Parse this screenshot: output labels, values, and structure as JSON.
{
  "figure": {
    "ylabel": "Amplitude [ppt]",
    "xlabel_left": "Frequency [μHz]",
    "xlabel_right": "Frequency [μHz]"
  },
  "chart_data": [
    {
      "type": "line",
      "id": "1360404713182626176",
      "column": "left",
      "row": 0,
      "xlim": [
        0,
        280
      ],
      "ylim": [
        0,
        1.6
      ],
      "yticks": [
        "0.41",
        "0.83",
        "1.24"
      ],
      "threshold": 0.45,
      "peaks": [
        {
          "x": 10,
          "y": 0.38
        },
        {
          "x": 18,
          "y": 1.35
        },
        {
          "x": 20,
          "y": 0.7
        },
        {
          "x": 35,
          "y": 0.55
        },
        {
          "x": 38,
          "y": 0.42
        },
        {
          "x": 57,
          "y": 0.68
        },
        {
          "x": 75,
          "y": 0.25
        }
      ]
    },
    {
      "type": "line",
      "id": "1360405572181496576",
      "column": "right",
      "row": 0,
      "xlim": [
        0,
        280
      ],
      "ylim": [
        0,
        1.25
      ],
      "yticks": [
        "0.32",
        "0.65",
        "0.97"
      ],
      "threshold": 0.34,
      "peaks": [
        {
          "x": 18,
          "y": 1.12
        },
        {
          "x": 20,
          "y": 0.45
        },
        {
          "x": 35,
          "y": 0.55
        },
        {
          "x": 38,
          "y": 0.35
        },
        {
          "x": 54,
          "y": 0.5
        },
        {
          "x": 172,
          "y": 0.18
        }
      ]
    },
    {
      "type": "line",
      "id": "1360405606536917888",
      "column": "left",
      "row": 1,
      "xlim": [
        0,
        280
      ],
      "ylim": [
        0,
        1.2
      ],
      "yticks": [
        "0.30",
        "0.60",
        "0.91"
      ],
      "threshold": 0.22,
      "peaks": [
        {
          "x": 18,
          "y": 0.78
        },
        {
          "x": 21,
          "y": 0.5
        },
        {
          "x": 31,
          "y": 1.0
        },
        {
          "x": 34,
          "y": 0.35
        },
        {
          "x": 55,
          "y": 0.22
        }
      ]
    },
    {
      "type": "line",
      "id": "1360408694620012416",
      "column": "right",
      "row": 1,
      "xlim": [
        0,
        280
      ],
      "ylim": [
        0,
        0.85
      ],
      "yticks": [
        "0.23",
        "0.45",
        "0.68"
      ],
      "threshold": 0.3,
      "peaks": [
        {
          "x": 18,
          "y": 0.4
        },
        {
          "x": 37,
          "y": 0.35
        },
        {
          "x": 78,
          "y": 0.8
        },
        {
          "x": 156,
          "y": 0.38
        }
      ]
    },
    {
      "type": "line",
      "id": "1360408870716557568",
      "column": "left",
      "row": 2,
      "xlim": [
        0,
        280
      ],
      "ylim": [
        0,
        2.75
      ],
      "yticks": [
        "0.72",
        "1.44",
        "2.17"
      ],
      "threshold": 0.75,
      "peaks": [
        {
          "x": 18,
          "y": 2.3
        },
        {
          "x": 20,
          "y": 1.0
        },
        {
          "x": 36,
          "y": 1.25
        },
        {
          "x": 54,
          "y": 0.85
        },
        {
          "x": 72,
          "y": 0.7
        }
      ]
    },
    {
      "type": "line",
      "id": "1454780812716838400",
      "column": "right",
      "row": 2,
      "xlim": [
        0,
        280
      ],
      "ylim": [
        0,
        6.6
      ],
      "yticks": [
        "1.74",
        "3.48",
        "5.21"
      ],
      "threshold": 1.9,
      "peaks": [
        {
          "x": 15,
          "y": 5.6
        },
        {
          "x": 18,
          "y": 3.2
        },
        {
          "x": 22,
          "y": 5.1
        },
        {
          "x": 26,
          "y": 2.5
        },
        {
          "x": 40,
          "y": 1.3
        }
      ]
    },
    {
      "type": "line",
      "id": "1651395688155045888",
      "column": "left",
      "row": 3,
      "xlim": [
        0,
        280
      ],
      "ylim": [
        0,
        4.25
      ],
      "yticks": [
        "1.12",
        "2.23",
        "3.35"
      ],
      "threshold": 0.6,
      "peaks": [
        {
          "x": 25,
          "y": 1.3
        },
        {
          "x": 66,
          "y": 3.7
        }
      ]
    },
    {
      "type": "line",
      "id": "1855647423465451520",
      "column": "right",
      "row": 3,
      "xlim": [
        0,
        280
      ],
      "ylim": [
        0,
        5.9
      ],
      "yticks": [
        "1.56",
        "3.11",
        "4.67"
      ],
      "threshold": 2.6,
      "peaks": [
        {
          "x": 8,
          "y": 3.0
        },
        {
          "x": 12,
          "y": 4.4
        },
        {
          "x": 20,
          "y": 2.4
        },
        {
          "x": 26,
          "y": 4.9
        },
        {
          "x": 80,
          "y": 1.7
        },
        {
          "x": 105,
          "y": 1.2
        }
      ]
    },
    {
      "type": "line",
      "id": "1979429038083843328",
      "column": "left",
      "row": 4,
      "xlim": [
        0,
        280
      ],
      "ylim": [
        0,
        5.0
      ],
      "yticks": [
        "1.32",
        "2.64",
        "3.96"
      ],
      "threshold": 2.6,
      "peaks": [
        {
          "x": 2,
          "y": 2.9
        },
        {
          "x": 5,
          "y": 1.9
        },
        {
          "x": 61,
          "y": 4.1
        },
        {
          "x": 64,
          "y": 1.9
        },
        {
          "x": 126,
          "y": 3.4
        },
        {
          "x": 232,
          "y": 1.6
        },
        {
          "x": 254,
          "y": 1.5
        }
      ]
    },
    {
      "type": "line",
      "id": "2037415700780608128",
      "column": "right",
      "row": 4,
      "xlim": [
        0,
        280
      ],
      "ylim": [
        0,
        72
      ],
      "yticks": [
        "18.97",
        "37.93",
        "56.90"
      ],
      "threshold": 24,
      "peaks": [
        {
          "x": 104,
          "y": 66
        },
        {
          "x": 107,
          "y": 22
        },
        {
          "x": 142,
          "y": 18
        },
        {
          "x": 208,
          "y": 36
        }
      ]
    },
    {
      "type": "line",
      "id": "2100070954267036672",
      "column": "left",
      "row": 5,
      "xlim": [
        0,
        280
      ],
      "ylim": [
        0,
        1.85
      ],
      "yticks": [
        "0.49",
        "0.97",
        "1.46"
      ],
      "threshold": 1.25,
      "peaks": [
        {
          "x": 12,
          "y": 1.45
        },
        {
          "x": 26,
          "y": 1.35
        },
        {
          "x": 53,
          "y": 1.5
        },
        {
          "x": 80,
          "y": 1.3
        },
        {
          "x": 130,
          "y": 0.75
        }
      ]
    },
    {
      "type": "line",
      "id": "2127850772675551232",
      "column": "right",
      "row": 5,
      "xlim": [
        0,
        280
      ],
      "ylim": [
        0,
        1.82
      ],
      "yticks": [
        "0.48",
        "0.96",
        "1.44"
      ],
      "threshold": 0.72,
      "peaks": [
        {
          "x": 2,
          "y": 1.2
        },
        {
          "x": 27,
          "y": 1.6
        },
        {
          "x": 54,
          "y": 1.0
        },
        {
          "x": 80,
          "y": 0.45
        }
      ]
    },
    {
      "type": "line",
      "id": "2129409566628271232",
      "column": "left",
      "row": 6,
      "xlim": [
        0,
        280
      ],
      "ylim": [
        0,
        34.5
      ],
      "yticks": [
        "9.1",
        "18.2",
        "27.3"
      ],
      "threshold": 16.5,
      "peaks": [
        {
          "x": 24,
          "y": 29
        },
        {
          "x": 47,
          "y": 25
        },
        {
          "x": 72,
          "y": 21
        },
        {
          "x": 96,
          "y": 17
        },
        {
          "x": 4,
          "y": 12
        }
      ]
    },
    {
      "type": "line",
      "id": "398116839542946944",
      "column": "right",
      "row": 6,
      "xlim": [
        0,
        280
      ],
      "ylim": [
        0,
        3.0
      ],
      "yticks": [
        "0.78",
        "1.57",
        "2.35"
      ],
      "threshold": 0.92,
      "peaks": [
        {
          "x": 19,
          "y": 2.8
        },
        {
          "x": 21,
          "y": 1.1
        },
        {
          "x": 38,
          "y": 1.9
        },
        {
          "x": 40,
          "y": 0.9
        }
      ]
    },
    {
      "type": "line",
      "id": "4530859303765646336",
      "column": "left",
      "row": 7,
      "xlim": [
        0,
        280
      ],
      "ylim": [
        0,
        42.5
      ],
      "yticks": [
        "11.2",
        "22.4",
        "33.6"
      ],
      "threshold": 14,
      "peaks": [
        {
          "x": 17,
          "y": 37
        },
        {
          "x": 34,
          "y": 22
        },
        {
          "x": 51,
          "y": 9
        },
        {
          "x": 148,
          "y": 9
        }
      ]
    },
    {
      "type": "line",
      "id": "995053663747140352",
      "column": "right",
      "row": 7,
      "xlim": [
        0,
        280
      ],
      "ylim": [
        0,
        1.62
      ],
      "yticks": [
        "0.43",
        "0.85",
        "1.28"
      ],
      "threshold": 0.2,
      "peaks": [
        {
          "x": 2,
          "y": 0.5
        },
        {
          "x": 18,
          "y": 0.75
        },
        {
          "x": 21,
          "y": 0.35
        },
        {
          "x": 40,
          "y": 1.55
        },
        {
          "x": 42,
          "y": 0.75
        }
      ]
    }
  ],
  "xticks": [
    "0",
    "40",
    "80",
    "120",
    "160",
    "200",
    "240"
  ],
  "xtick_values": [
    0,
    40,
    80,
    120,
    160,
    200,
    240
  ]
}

★ ★ ★ ★

Copy out all lines above that include the string "Frequency".

    "xlabel_left": "Frequency [μHz]",
    "xlabel_right": "Frequency [μHz]"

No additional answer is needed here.